The data
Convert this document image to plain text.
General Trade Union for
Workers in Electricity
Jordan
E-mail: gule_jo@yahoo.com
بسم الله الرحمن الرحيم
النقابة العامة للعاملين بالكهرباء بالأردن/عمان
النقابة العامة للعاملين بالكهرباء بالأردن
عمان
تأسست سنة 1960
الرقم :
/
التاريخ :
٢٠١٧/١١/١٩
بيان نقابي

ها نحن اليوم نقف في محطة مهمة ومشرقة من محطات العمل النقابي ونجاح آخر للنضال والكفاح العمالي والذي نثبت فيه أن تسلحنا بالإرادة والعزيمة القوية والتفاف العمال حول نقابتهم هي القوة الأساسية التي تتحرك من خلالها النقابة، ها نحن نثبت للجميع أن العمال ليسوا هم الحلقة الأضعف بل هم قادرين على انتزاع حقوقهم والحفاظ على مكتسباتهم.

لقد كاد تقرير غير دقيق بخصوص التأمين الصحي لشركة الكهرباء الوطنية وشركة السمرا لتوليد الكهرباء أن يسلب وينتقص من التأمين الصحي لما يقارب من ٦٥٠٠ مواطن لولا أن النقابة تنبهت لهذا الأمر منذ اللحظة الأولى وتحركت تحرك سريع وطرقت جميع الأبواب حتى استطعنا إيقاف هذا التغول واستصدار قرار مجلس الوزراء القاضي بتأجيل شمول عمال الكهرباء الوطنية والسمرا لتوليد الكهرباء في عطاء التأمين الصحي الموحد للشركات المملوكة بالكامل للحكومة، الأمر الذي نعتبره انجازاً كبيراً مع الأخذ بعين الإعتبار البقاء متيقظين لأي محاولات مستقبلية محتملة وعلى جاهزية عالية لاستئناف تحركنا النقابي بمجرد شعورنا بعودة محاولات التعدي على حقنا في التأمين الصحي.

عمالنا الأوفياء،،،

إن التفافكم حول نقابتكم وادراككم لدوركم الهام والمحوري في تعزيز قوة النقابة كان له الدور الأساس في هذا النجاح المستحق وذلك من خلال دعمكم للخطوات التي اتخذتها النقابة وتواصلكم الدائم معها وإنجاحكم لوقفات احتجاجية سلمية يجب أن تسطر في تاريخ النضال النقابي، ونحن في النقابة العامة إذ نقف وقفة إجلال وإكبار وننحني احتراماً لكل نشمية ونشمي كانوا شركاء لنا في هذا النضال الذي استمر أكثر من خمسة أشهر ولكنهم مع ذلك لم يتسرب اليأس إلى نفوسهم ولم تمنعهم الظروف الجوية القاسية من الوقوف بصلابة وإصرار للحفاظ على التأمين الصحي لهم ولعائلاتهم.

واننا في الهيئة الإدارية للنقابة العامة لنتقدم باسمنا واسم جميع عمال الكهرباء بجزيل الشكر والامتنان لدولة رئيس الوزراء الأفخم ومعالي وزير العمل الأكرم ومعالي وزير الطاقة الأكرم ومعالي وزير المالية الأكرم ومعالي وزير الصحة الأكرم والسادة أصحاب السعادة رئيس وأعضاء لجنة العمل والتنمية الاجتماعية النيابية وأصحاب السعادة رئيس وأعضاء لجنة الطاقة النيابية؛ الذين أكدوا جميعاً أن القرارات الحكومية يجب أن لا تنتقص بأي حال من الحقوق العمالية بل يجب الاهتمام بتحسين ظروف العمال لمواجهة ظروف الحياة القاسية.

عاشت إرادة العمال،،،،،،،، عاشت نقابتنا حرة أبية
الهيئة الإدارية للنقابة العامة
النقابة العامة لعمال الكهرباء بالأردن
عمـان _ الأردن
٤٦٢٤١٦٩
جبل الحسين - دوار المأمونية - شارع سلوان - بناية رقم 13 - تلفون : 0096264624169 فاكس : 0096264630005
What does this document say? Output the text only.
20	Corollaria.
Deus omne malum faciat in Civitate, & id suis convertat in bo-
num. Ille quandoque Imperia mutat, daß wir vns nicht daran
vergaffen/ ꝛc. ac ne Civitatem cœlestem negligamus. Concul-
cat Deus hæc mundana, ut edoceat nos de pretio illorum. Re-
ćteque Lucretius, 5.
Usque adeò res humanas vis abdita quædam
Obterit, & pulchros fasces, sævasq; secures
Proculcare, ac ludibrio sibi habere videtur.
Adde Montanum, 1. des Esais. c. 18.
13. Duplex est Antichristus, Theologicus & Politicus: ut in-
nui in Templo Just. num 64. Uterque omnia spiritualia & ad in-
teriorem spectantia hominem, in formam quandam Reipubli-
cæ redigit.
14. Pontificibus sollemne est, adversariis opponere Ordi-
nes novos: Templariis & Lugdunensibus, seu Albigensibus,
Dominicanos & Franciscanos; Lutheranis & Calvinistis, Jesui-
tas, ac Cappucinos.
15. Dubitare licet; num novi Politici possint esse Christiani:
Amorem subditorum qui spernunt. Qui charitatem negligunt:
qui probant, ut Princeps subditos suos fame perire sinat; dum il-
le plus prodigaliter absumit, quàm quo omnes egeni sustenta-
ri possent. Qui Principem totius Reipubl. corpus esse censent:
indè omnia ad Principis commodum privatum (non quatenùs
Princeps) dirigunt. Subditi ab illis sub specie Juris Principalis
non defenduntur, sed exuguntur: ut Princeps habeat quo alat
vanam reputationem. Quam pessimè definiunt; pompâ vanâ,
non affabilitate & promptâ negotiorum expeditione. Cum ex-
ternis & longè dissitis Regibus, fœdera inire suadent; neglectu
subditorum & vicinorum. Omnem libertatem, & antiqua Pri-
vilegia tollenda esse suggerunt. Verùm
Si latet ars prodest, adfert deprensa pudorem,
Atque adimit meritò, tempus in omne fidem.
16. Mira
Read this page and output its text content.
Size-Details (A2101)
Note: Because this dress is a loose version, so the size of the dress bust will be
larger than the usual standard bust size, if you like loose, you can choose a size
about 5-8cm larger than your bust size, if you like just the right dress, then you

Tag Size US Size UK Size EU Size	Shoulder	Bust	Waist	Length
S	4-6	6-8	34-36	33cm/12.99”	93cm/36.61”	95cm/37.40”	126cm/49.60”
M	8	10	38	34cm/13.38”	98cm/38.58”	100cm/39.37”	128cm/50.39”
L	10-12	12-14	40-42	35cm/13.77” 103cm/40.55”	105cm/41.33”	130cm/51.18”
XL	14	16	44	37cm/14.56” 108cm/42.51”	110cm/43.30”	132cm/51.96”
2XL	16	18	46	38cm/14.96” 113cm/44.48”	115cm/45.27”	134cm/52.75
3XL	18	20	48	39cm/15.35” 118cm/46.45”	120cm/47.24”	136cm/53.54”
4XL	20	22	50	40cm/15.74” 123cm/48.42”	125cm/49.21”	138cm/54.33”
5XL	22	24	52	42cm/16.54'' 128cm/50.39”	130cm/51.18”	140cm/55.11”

What you are asked to do
In the entries above, identify every line with the string "this".

Solved exercise
Convert this document image to plain text.
What does this document say? Output the text only.
Read this page and output its text content.
Note: Because this dress is a loose version, so the size of the dress bust will be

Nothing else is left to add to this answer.